_Task goal_. Repeat every entry in the listing below, exactly.

_Data for processing_.
···

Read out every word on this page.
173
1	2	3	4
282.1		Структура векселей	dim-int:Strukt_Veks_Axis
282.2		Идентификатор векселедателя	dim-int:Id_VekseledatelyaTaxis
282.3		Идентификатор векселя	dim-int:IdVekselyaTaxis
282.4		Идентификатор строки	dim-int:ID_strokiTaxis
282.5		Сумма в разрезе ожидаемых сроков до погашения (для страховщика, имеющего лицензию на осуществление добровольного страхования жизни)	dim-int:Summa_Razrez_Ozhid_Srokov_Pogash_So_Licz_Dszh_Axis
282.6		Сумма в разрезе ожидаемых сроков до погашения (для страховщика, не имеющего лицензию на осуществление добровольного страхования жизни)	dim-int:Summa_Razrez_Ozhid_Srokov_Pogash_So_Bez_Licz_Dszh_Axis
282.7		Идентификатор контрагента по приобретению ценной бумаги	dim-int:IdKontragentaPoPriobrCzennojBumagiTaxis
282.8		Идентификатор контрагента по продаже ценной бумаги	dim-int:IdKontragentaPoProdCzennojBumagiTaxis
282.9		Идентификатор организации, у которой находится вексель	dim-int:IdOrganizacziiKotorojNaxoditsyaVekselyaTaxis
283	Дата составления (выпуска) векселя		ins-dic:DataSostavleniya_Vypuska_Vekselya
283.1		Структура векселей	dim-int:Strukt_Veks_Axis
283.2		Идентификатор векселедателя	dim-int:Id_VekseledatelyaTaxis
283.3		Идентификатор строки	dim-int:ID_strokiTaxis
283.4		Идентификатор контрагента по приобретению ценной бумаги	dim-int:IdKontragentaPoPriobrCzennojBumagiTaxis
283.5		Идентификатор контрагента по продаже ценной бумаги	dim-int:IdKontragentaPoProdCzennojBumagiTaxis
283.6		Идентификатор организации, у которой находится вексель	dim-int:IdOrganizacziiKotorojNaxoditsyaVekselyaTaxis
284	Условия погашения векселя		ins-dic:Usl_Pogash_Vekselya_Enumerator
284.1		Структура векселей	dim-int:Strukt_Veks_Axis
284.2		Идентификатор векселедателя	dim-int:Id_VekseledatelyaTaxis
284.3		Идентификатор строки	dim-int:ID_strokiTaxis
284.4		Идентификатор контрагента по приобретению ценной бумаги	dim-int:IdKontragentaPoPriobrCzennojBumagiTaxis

···

_Task solution_.
Read out every word on this page.
173
1	2	3	4
282.1		Структура векселей	dim-int:Strukt_Veks_Axis
282.2		Идентификатор векселедателя	dim-int:Id_VekseledatelyaTaxis
282.3		Идентификатор векселя	dim-int:IdVekselyaTaxis
282.4		Идентификатор строки	dim-int:ID_strokiTaxis
282.5		Сумма в разрезе ожидаемых сроков до погашения (для страховщика, имеющего лицензию на осуществление добровольного страхования жизни)	dim-int:Summa_Razrez_Ozhid_Srokov_Pogash_So_Licz_Dszh_Axis
282.6		Сумма в разрезе ожидаемых сроков до погашения (для страховщика, не имеющего лицензию на осуществление добровольного страхования жизни)	dim-int:Summa_Razrez_Ozhid_Srokov_Pogash_So_Bez_Licz_Dszh_Axis
282.7		Идентификатор контрагента по приобретению ценной бумаги	dim-int:IdKontragentaPoPriobrCzennojBumagiTaxis
282.8		Идентификатор контрагента по продаже ценной бумаги	dim-int:IdKontragentaPoProdCzennojBumagiTaxis
282.9		Идентификатор организации, у которой находится вексель	dim-int:IdOrganizacziiKotorojNaxoditsyaVekselyaTaxis
283	Дата составления (выпуска) векселя		ins-dic:DataSostavleniya_Vypuska_Vekselya
283.1		Структура векселей	dim-int:Strukt_Veks_Axis
283.2		Идентификатор векселедателя	dim-int:Id_VekseledatelyaTaxis
283.3		Идентификатор строки	dim-int:ID_strokiTaxis
283.4		Идентификатор контрагента по приобретению ценной бумаги	dim-int:IdKontragentaPoPriobrCzennojBumagiTaxis
283.5		Идентификатор контрагента по продаже ценной бумаги	dim-int:IdKontragentaPoProdCzennojBumagiTaxis
283.6		Идентификатор организации, у которой находится вексель	dim-int:IdOrganizacziiKotorojNaxoditsyaVekselyaTaxis
284	Условия погашения векселя		ins-dic:Usl_Pogash_Vekselya_Enumerator
284.1		Структура векселей	dim-int:Strukt_Veks_Axis
284.2		Идентификатор векселедателя	dim-int:Id_VekseledatelyaTaxis
284.3		Идентификатор строки	dim-int:ID_strokiTaxis
284.4		Идентификатор контрагента по приобретению ценной бумаги	dim-int:IdKontragentaPoPriobrCzennojBumagiTaxis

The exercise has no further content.